*Exercise details*
All of the data that follows is to be printed exactly, without pictures.
======== Supplied entries
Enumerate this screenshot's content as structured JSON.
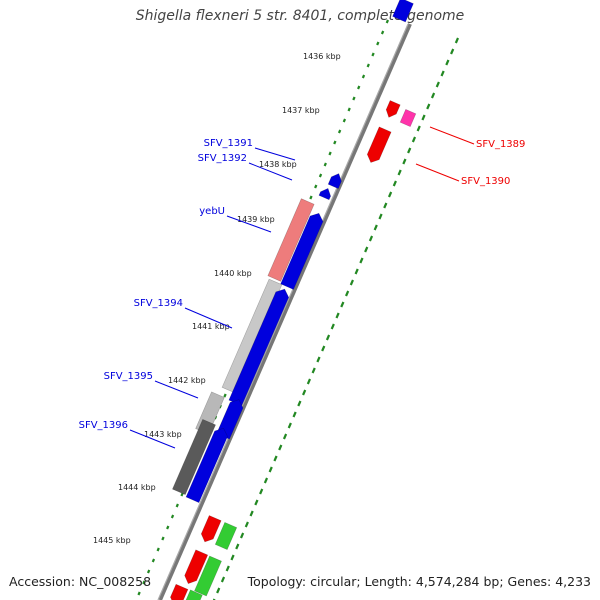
{
  "title": "Shigella flexneri 5 str. 8401, complete genome",
  "footer": {
    "accession": "Accession: NC_008258",
    "summary": "Topology: circular; Length: 4,574,284 bp; Genes: 4,233"
  },
  "colors": {
    "forward_cds": "#ee0000",
    "reverse_cds": "#0000dd",
    "rna": "#ff33aa",
    "gc_high": "#33cc33",
    "backbone": "#777777",
    "tick": "#228822"
  },
  "kbp_ticks": [
    "1436 kbp",
    "1437 kbp",
    "1438 kbp",
    "1439 kbp",
    "1440 kbp",
    "1441 kbp",
    "1442 kbp",
    "1443 kbp",
    "1444 kbp",
    "1445 kbp"
  ],
  "gene_labels": {
    "reverse": [
      "SFV_1391",
      "SFV_1392",
      "yebU",
      "SFV_1394",
      "SFV_1395",
      "SFV_1396"
    ],
    "forward": [
      "SFV_1389",
      "SFV_1390"
    ]
  }
}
================
*Solution for this exercise*
Enumerate this screenshot's content as structured JSON.
{
  "title": "Shigella flexneri 5 str. 8401, complete genome",
  "footer": {
    "accession": "Accession: NC_008258",
    "summary": "Topology: circular; Length: 4,574,284 bp; Genes: 4,233"
  },
  "colors": {
    "forward_cds": "#ee0000",
    "reverse_cds": "#0000dd",
    "rna": "#ff33aa",
    "gc_high": "#33cc33",
    "backbone": "#777777",
    "tick": "#228822"
  },
  "kbp_ticks": [
    "1436 kbp",
    "1437 kbp",
    "1438 kbp",
    "1439 kbp",
    "1440 kbp",
    "1441 kbp",
    "1442 kbp",
    "1443 kbp",
    "1444 kbp",
    "1445 kbp"
  ],
  "gene_labels": {
    "reverse": [
      "SFV_1391",
      "SFV_1392",
      "yebU",
      "SFV_1394",
      "SFV_1395",
      "SFV_1396"
    ],
    "forward": [
      "SFV_1389",
      "SFV_1390"
    ]
  }
}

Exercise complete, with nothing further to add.